Stored data entries:
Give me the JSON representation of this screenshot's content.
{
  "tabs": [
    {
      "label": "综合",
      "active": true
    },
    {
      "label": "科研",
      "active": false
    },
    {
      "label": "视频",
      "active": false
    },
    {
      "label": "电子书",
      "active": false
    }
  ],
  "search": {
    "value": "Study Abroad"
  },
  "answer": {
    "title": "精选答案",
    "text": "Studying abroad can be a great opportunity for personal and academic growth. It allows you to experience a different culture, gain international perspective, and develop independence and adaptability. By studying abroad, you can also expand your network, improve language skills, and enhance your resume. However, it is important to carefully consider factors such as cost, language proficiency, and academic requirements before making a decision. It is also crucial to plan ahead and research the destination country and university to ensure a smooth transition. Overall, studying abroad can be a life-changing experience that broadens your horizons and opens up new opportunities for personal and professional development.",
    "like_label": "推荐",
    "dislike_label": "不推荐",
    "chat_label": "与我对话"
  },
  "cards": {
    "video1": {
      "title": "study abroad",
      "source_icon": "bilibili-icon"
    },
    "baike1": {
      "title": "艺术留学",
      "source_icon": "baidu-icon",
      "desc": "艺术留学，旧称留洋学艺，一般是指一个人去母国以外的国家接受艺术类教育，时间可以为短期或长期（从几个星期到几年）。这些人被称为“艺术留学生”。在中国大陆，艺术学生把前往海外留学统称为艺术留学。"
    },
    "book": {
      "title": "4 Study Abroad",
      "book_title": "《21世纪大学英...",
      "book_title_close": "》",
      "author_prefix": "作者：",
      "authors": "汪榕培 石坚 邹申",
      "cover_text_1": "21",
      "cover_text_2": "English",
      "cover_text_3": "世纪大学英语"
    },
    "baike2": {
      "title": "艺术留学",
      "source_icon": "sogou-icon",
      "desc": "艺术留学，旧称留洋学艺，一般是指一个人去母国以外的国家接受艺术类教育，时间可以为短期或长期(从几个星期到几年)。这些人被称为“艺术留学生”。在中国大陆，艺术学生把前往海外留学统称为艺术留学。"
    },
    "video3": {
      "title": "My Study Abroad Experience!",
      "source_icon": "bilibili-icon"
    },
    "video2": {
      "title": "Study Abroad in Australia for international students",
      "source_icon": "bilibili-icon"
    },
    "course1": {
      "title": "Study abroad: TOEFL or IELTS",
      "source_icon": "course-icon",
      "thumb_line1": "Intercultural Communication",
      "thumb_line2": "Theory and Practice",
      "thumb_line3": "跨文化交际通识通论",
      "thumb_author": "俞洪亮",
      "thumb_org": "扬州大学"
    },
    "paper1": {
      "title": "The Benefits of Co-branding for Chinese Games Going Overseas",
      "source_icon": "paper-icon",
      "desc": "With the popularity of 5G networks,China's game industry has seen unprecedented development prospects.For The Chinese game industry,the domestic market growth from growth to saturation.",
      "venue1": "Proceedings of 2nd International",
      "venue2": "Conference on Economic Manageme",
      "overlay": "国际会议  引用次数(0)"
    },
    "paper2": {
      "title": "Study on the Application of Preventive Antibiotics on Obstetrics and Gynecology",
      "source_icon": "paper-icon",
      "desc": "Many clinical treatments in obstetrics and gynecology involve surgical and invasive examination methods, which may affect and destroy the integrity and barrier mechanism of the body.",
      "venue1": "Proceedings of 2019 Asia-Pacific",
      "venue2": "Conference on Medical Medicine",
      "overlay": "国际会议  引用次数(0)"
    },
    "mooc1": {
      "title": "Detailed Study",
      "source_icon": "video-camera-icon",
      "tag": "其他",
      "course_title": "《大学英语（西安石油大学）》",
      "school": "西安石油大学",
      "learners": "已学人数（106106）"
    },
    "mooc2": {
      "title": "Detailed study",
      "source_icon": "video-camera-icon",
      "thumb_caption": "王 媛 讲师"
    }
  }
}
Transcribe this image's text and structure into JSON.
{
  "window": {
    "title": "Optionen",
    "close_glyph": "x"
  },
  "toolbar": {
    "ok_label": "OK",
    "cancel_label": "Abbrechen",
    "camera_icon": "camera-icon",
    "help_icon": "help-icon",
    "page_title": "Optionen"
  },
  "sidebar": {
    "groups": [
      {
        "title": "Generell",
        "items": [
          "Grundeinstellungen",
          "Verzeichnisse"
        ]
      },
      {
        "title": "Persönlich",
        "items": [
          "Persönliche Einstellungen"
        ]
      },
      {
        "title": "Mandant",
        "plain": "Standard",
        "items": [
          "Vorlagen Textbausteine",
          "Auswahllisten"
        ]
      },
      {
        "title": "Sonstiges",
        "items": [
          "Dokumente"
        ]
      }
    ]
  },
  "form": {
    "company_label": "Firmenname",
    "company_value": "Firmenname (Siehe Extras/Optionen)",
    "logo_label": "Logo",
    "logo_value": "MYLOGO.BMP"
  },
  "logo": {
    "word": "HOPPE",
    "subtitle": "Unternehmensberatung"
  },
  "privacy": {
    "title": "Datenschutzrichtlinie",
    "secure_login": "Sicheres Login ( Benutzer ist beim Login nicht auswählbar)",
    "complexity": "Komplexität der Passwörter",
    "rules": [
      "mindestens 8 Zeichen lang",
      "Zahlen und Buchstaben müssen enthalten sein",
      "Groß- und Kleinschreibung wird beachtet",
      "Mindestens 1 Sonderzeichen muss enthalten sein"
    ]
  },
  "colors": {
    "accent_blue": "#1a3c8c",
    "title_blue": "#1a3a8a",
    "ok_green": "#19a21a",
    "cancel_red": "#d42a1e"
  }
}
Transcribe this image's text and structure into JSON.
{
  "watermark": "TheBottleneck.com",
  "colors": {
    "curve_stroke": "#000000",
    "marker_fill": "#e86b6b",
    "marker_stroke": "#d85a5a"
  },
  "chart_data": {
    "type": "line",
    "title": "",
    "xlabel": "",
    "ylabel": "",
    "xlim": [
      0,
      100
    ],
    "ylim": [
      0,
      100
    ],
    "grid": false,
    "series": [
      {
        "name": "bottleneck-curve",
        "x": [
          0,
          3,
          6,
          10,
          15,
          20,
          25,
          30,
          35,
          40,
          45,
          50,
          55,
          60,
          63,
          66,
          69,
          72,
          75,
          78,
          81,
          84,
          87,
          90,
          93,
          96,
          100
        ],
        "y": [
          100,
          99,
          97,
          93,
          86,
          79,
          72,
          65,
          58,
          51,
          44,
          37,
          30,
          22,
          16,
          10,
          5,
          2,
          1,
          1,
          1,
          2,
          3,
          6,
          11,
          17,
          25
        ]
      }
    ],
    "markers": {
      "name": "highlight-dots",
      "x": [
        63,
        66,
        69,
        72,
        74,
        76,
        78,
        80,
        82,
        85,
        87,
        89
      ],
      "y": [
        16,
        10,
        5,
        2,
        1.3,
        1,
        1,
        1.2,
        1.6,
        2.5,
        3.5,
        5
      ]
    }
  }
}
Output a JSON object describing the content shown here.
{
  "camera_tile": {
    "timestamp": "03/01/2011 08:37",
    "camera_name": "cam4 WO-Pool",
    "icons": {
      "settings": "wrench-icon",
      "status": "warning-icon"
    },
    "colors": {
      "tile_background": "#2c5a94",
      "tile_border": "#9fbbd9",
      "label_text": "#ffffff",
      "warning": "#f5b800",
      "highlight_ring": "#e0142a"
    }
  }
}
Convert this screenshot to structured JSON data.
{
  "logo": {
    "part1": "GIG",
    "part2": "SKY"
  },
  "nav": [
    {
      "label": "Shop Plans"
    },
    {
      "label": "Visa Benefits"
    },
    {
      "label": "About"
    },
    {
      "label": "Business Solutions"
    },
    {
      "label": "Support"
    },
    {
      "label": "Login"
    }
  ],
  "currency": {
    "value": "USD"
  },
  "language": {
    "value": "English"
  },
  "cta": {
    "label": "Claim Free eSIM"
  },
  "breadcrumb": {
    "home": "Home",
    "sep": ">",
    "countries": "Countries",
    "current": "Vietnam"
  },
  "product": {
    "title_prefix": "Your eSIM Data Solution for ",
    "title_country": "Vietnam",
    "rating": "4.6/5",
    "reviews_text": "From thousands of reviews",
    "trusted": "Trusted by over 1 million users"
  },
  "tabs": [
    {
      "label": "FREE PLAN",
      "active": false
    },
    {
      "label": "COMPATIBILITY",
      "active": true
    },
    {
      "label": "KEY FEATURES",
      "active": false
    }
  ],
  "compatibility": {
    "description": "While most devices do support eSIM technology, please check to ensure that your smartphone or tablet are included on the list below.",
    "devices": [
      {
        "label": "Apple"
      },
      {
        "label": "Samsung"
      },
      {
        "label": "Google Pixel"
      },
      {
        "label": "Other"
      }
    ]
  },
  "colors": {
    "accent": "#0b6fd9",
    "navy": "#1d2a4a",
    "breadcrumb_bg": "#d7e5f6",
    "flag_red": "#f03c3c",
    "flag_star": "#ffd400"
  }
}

- PROBLEM:
Go through the material above and count the lines that contain "旧称留洋学艺"; give that number alone.

- CORRECT OUTPUT:
2